##### Raw data #####
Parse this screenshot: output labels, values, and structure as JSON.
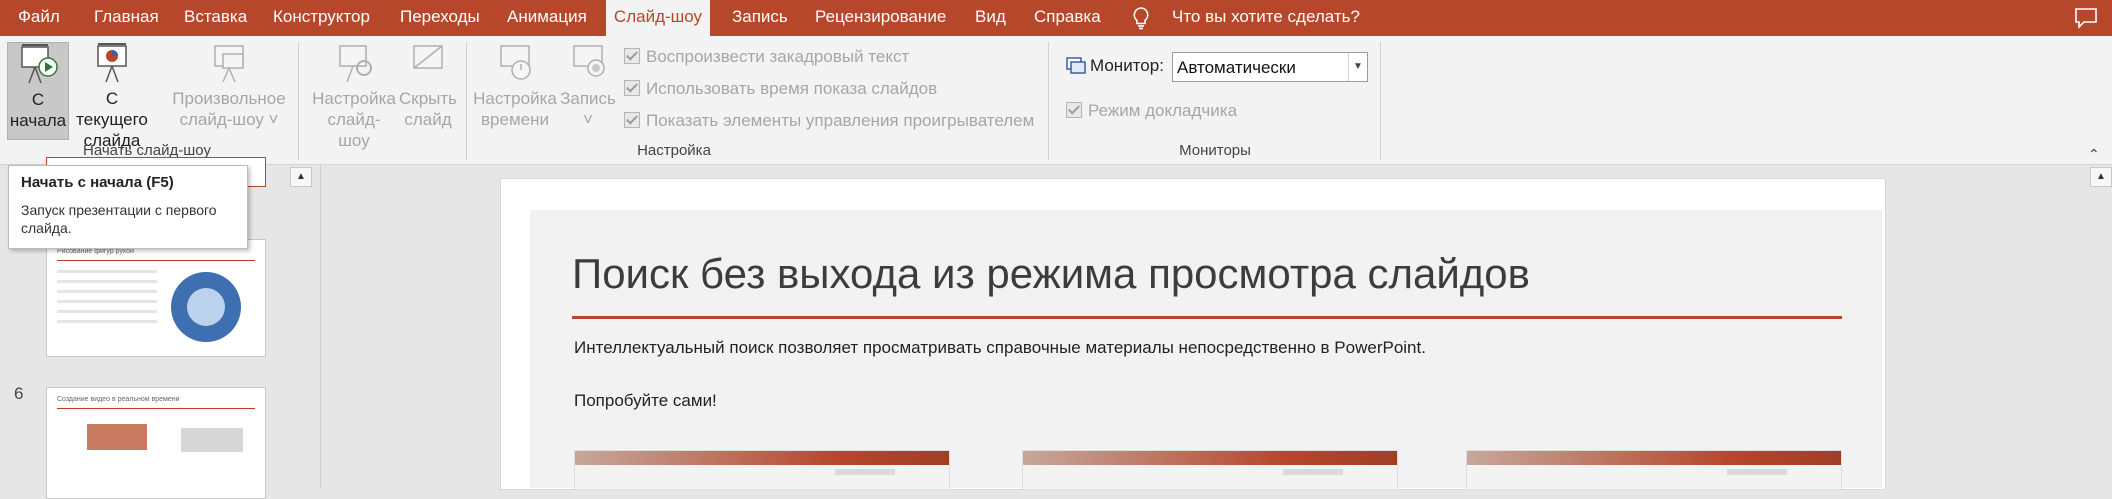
{
  "menu": {
    "tabs": [
      {
        "label": "Файл"
      },
      {
        "label": "Главная"
      },
      {
        "label": "Вставка"
      },
      {
        "label": "Конструктор"
      },
      {
        "label": "Переходы"
      },
      {
        "label": "Анимация"
      },
      {
        "label": "Слайд-шоу",
        "active": true
      },
      {
        "label": "Запись"
      },
      {
        "label": "Рецензирование"
      },
      {
        "label": "Вид"
      },
      {
        "label": "Справка"
      }
    ],
    "tell_me": "Что вы хотите сделать?"
  },
  "ribbon": {
    "start": {
      "from_beginning": [
        "С",
        "начала"
      ],
      "from_current": [
        "С текущего",
        "слайда"
      ],
      "custom": [
        "Произвольное",
        "слайд-шоу ˅"
      ],
      "group_label": "Начать слайд-шоу"
    },
    "setup": {
      "setup_show": [
        "Настройка",
        "слайд-шоу"
      ],
      "hide_slide": [
        "Скрыть",
        "слайд"
      ],
      "rehearse": [
        "Настройка",
        "времени"
      ],
      "record": [
        "Запись",
        "˅"
      ],
      "play_narrations": "Воспроизвести закадровый текст",
      "use_timings": "Использовать время показа слайдов",
      "show_media_controls": "Показать элементы управления проигрывателем",
      "group_label": "Настройка"
    },
    "monitors": {
      "monitor_label": "Монитор:",
      "monitor_value": "Автоматически",
      "presenter_view": "Режим докладчика",
      "group_label": "Мониторы"
    }
  },
  "tooltip": {
    "title": "Начать с начала (F5)",
    "body": "Запуск презентации с первого слайда."
  },
  "thumbnails": {
    "slide_number": "6",
    "slide5_title": "Рисование фигур рукой",
    "slide6_title": "Создание видео в реальном времени"
  },
  "slide": {
    "title": "Поиск без выхода из режима просмотра слайдов",
    "body": "Интеллектуальный поиск позволяет просматривать справочные материалы непосредственно в PowerPoint.",
    "cta": "Попробуйте сами!"
  },
  "colors": {
    "accent": "#b7472a",
    "ribbon_bg": "#f3f3f3",
    "workspace_bg": "#e6e6e6"
  }
}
#####
Give back the whole listing as it stands, minus its pictures.

Solution to this problem -
Parse this screenshot: output labels, values, and structure as JSON.
{
  "menu": {
    "tabs": [
      {
        "label": "Файл"
      },
      {
        "label": "Главная"
      },
      {
        "label": "Вставка"
      },
      {
        "label": "Конструктор"
      },
      {
        "label": "Переходы"
      },
      {
        "label": "Анимация"
      },
      {
        "label": "Слайд-шоу",
        "active": true
      },
      {
        "label": "Запись"
      },
      {
        "label": "Рецензирование"
      },
      {
        "label": "Вид"
      },
      {
        "label": "Справка"
      }
    ],
    "tell_me": "Что вы хотите сделать?"
  },
  "ribbon": {
    "start": {
      "from_beginning": [
        "С",
        "начала"
      ],
      "from_current": [
        "С текущего",
        "слайда"
      ],
      "custom": [
        "Произвольное",
        "слайд-шоу ˅"
      ],
      "group_label": "Начать слайд-шоу"
    },
    "setup": {
      "setup_show": [
        "Настройка",
        "слайд-шоу"
      ],
      "hide_slide": [
        "Скрыть",
        "слайд"
      ],
      "rehearse": [
        "Настройка",
        "времени"
      ],
      "record": [
        "Запись",
        "˅"
      ],
      "play_narrations": "Воспроизвести закадровый текст",
      "use_timings": "Использовать время показа слайдов",
      "show_media_controls": "Показать элементы управления проигрывателем",
      "group_label": "Настройка"
    },
    "monitors": {
      "monitor_label": "Монитор:",
      "monitor_value": "Автоматически",
      "presenter_view": "Режим докладчика",
      "group_label": "Мониторы"
    }
  },
  "tooltip": {
    "title": "Начать с начала (F5)",
    "body": "Запуск презентации с первого слайда."
  },
  "thumbnails": {
    "slide_number": "6",
    "slide5_title": "Рисование фигур рукой",
    "slide6_title": "Создание видео в реальном времени"
  },
  "slide": {
    "title": "Поиск без выхода из режима просмотра слайдов",
    "body": "Интеллектуальный поиск позволяет просматривать справочные материалы непосредственно в PowerPoint.",
    "cta": "Попробуйте сами!"
  },
  "colors": {
    "accent": "#b7472a",
    "ribbon_bg": "#f3f3f3",
    "workspace_bg": "#e6e6e6"
  }
}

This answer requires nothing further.